(EXERCISE DIRECTIONS) Give the listing again character for character, but drop the images.

(INFORMATION GIVEN)

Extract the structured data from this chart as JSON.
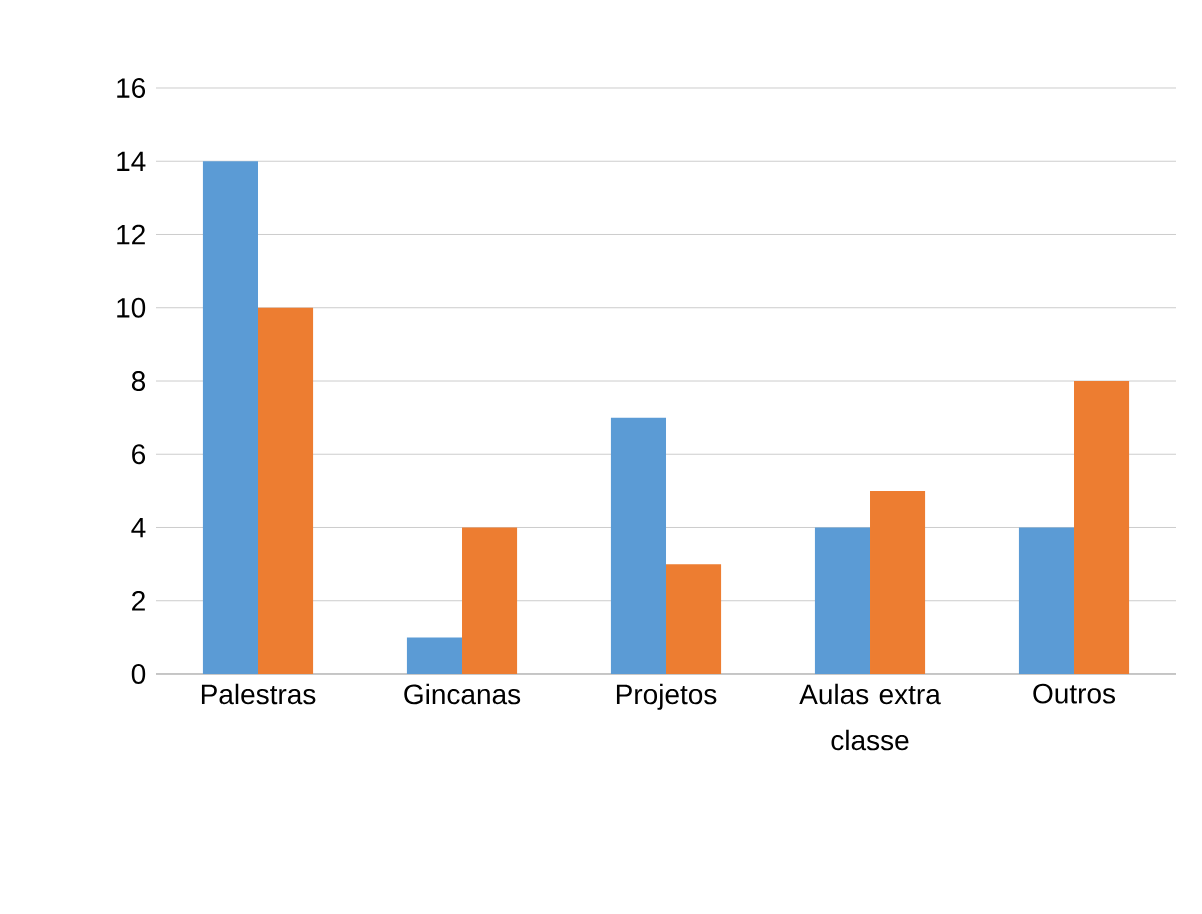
{
  "chart_data": {
    "type": "bar",
    "categories": [
      "Palestras",
      "Gincanas",
      "Projetos",
      "Aulas extra classe",
      "Outros"
    ],
    "series": [
      {
        "color": "#5b9bd5",
        "values": [
          14,
          1,
          7,
          4,
          4
        ]
      },
      {
        "color": "#ed7d31",
        "values": [
          10,
          4,
          3,
          5,
          8
        ]
      }
    ],
    "ylim": [
      0,
      16
    ],
    "yticks": [
      0,
      2,
      4,
      6,
      8,
      10,
      12,
      14,
      16
    ],
    "grid": "y"
  }
}
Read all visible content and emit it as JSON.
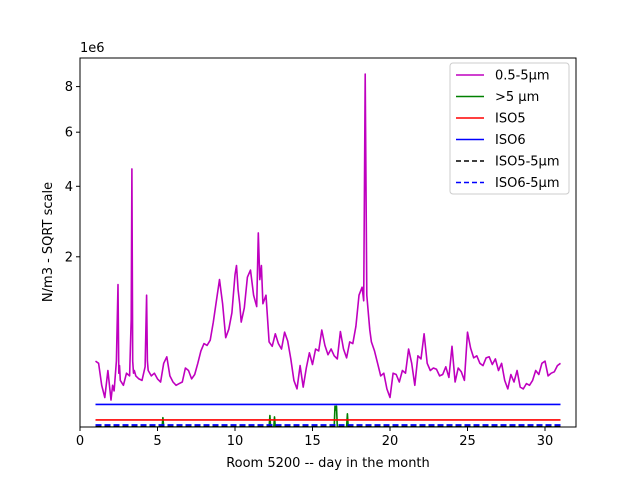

(THE ANSWER)
Extract the structured data from this chart as JSON.
{
  "chart_data": {
    "type": "bar",
    "categories": [
      "Palestras",
      "Gincanas",
      "Projetos",
      "Aulas extra classe",
      "Outros"
    ],
    "series": [
      {
        "color": "#5b9bd5",
        "values": [
          14,
          1,
          7,
          4,
          4
        ]
      },
      {
        "color": "#ed7d31",
        "values": [
          10,
          4,
          3,
          5,
          8
        ]
      }
    ],
    "ylim": [
      0,
      16
    ],
    "yticks": [
      0,
      2,
      4,
      6,
      8,
      10,
      12,
      14,
      16
    ],
    "grid": "y"
  }
}
Read all visible content and emit it as JSON.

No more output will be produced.